■ Your goal: Repeat the material in full. Keep every line exactly as it is.

Source data
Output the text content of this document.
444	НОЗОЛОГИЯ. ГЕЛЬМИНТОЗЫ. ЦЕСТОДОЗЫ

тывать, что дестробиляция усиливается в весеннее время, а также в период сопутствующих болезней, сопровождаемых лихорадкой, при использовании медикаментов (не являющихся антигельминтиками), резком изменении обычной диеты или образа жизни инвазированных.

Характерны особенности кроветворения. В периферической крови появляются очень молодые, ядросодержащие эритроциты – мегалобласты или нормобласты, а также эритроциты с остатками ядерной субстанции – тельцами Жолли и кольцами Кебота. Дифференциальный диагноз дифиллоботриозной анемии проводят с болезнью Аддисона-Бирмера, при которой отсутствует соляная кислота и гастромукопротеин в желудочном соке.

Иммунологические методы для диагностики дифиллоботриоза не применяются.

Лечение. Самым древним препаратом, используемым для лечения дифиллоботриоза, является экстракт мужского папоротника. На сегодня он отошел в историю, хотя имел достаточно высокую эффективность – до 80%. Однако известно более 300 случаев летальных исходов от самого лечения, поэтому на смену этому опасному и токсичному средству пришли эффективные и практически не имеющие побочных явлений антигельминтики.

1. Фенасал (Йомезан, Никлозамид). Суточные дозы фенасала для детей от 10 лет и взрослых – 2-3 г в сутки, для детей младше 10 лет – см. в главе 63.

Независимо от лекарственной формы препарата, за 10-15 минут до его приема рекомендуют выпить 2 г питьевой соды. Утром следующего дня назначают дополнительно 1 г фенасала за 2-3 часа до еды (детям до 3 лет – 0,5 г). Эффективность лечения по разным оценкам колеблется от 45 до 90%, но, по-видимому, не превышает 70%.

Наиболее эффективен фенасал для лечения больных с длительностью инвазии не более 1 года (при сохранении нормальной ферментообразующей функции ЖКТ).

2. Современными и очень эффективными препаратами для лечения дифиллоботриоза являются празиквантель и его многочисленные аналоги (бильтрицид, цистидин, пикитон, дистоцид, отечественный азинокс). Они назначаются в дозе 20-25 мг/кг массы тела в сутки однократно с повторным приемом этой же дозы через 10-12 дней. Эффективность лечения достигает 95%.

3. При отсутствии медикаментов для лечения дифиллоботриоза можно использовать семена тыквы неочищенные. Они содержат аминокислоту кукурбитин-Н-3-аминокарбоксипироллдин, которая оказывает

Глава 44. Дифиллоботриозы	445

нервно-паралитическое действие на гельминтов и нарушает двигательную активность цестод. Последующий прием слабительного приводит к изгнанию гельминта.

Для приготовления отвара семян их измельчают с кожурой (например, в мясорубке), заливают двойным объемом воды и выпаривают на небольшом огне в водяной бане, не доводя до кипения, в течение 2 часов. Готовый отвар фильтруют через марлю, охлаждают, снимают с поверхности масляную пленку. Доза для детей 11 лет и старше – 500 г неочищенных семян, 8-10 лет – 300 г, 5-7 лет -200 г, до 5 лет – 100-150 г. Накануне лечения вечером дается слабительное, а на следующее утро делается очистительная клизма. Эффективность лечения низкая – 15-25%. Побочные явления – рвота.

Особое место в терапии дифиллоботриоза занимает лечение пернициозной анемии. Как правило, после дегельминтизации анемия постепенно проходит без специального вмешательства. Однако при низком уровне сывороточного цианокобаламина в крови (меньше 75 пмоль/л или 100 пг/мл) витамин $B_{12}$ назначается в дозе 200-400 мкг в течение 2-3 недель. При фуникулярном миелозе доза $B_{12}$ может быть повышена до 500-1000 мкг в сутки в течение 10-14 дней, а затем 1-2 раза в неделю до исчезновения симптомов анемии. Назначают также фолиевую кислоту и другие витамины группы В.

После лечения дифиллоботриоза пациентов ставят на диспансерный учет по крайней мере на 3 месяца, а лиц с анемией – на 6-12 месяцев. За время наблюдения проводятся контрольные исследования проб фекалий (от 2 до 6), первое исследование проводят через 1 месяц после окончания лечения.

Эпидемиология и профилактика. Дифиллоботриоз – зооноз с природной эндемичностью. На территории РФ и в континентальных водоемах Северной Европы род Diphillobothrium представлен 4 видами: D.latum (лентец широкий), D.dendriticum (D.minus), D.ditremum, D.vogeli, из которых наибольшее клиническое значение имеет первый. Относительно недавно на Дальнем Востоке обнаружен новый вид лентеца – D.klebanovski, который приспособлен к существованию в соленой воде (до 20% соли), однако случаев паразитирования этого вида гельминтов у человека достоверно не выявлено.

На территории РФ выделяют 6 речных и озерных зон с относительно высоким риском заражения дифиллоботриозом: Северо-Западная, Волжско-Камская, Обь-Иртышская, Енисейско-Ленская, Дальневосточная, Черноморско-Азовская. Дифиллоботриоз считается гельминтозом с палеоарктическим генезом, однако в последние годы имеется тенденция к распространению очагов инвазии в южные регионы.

■ Exercise solution:
Output the text content of this document.
444	НОЗОЛОГИЯ. ГЕЛЬМИНТОЗЫ. ЦЕСТОДОЗЫ

тывать, что дестробиляция усиливается в весеннее время, а также в период сопутствующих болезней, сопровождаемых лихорадкой, при использовании медикаментов (не являющихся антигельминтиками), резком изменении обычной диеты или образа жизни инвазированных.

Характерны особенности кроветворения. В периферической крови появляются очень молодые, ядросодержащие эритроциты – мегалобласты или нормобласты, а также эритроциты с остатками ядерной субстанции – тельцами Жолли и кольцами Кебота. Дифференциальный диагноз дифиллоботриозной анемии проводят с болезнью Аддисона-Бирмера, при которой отсутствует соляная кислота и гастромукопротеин в желудочном соке.

Иммунологические методы для диагностики дифиллоботриоза не применяются.

Лечение. Самым древним препаратом, используемым для лечения дифиллоботриоза, является экстракт мужского папоротника. На сегодня он отошел в историю, хотя имел достаточно высокую эффективность – до 80%. Однако известно более 300 случаев летальных исходов от самого лечения, поэтому на смену этому опасному и токсичному средству пришли эффективные и практически не имеющие побочных явлений антигельминтики.

1. Фенасал (Йомезан, Никлозамид). Суточные дозы фенасала для детей от 10 лет и взрослых – 2-3 г в сутки, для детей младше 10 лет – см. в главе 63.

Независимо от лекарственной формы препарата, за 10-15 минут до его приема рекомендуют выпить 2 г питьевой соды. Утром следующего дня назначают дополнительно 1 г фенасала за 2-3 часа до еды (детям до 3 лет – 0,5 г). Эффективность лечения по разным оценкам колеблется от 45 до 90%, но, по-видимому, не превышает 70%.

Наиболее эффективен фенасал для лечения больных с длительностью инвазии не более 1 года (при сохранении нормальной ферментообразующей функции ЖКТ).

2. Современными и очень эффективными препаратами для лечения дифиллоботриоза являются празиквантель и его многочисленные аналоги (бильтрицид, цистидин, пикитон, дистоцид, отечественный азинокс). Они назначаются в дозе 20-25 мг/кг массы тела в сутки однократно с повторным приемом этой же дозы через 10-12 дней. Эффективность лечения достигает 95%.

3. При отсутствии медикаментов для лечения дифиллоботриоза можно использовать семена тыквы неочищенные. Они содержат аминокислоту кукурбитин-Н-3-аминокарбоксипироллдин, которая оказывает

Глава 44. Дифиллоботриозы	445

нервно-паралитическое действие на гельминтов и нарушает двигательную активность цестод. Последующий прием слабительного приводит к изгнанию гельминта.

Для приготовления отвара семян их измельчают с кожурой (например, в мясорубке), заливают двойным объемом воды и выпаривают на небольшом огне в водяной бане, не доводя до кипения, в течение 2 часов. Готовый отвар фильтруют через марлю, охлаждают, снимают с поверхности масляную пленку. Доза для детей 11 лет и старше – 500 г неочищенных семян, 8-10 лет – 300 г, 5-7 лет -200 г, до 5 лет – 100-150 г. Накануне лечения вечером дается слабительное, а на следующее утро делается очистительная клизма. Эффективность лечения низкая – 15-25%. Побочные явления – рвота.

Особое место в терапии дифиллоботриоза занимает лечение пернициозной анемии. Как правило, после дегельминтизации анемия постепенно проходит без специального вмешательства. Однако при низком уровне сывороточного цианокобаламина в крови (меньше 75 пмоль/л или 100 пг/мл) витамин $B_{12}$ назначается в дозе 200-400 мкг в течение 2-3 недель. При фуникулярном миелозе доза $B_{12}$ может быть повышена до 500-1000 мкг в сутки в течение 10-14 дней, а затем 1-2 раза в неделю до исчезновения симптомов анемии. Назначают также фолиевую кислоту и другие витамины группы В.

После лечения дифиллоботриоза пациентов ставят на диспансерный учет по крайней мере на 3 месяца, а лиц с анемией – на 6-12 месяцев. За время наблюдения проводятся контрольные исследования проб фекалий (от 2 до 6), первое исследование проводят через 1 месяц после окончания лечения.

Эпидемиология и профилактика. Дифиллоботриоз – зооноз с природной эндемичностью. На территории РФ и в континентальных водоемах Северной Европы род Diphillobothrium представлен 4 видами: D.latum (лентец широкий), D.dendriticum (D.minus), D.ditremum, D.vogeli, из которых наибольшее клиническое значение имеет первый. Относительно недавно на Дальнем Востоке обнаружен новый вид лентеца – D.klebanovski, который приспособлен к существованию в соленой воде (до 20% соли), однако случаев паразитирования этого вида гельминтов у человека достоверно не выявлено.

На территории РФ выделяют 6 речных и озерных зон с относительно высоким риском заражения дифиллоботриозом: Северо-Западная, Волжско-Камская, Обь-Иртышская, Енисейско-Ленская, Дальневосточная, Черноморско-Азовская. Дифиллоботриоз считается гельминтозом с палеоарктическим генезом, однако в последние годы имеется тенденция к распространению очагов инвазии в южные регионы.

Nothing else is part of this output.